WHAT IS ASKED
Copy out each line of the data holding "cuerpos".

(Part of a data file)
■ ■ ■ ■ ■ ■ ■
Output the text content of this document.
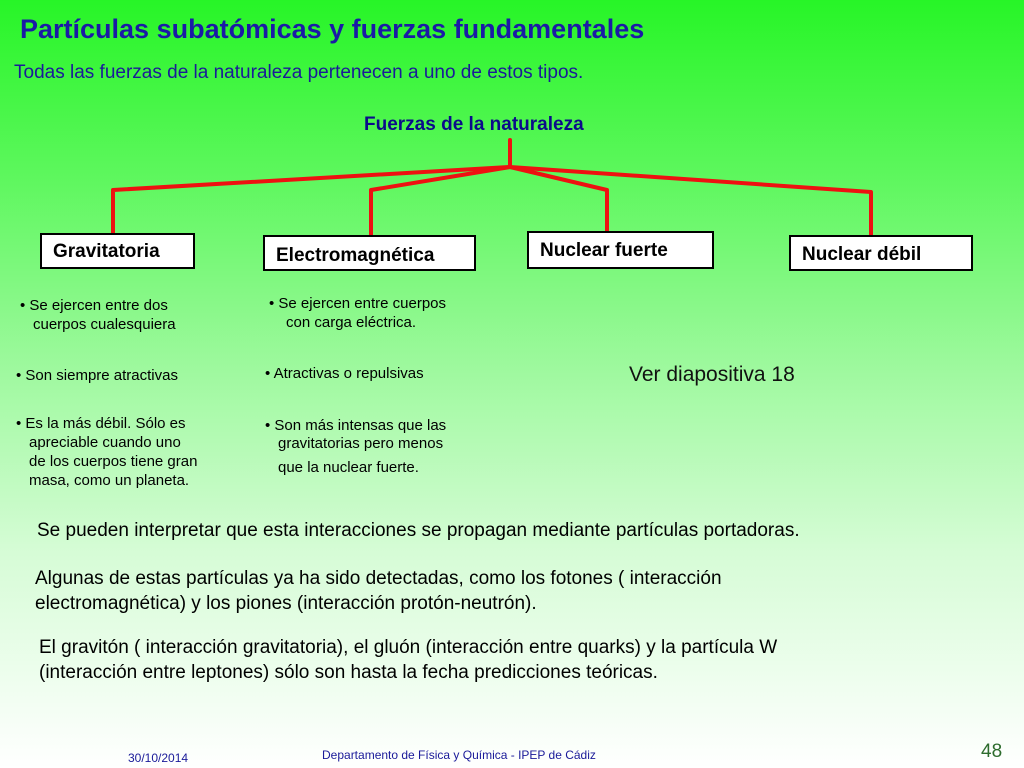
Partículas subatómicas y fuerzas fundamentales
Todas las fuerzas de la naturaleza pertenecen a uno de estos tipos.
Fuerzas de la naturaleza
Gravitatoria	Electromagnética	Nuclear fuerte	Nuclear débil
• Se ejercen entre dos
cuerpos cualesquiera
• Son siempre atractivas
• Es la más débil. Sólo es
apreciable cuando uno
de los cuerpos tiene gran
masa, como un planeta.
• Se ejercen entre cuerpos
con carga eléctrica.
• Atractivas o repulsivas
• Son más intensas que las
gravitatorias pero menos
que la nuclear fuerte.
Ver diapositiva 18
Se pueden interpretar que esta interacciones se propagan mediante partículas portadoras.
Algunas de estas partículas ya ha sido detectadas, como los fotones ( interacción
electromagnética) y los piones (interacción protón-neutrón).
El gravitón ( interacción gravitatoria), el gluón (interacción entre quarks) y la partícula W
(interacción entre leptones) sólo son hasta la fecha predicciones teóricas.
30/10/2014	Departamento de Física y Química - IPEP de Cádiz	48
■ ■ ■ ■ ■ ■ ■
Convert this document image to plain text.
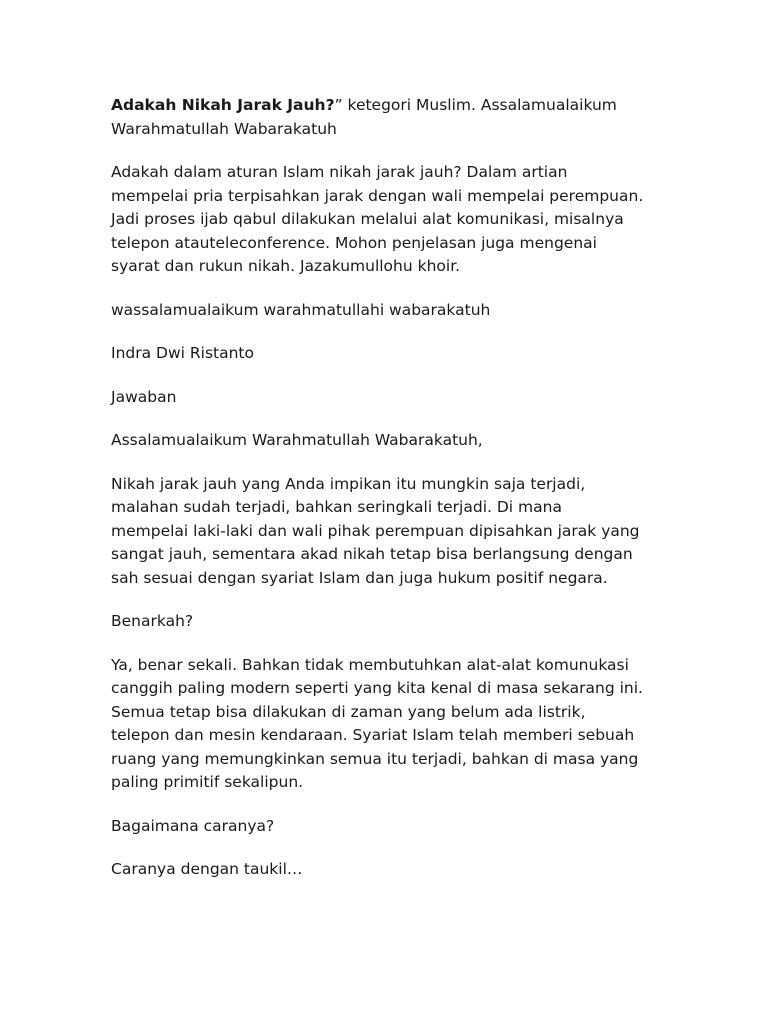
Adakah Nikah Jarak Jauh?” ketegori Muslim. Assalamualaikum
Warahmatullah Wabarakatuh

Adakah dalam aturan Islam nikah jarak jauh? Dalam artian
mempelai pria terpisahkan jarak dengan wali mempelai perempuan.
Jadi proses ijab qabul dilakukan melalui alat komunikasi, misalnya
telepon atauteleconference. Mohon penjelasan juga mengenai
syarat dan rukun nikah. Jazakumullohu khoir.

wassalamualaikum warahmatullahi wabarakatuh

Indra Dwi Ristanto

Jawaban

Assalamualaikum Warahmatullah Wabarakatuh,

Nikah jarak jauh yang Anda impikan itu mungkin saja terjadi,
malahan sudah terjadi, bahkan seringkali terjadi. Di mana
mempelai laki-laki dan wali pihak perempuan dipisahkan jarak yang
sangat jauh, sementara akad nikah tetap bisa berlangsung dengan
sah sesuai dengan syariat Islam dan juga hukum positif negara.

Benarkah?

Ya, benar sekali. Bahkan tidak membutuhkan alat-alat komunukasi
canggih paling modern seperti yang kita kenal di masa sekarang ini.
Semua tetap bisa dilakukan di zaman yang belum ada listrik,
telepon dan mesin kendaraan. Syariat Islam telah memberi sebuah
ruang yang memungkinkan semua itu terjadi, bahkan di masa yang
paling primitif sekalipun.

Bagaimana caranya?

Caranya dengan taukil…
■ ■ ■ ■ ■ ■ ■
IN RESPONSE
cuerpos cualesquiera
de los cuerpos tiene gran
• Se ejercen entre cuerpos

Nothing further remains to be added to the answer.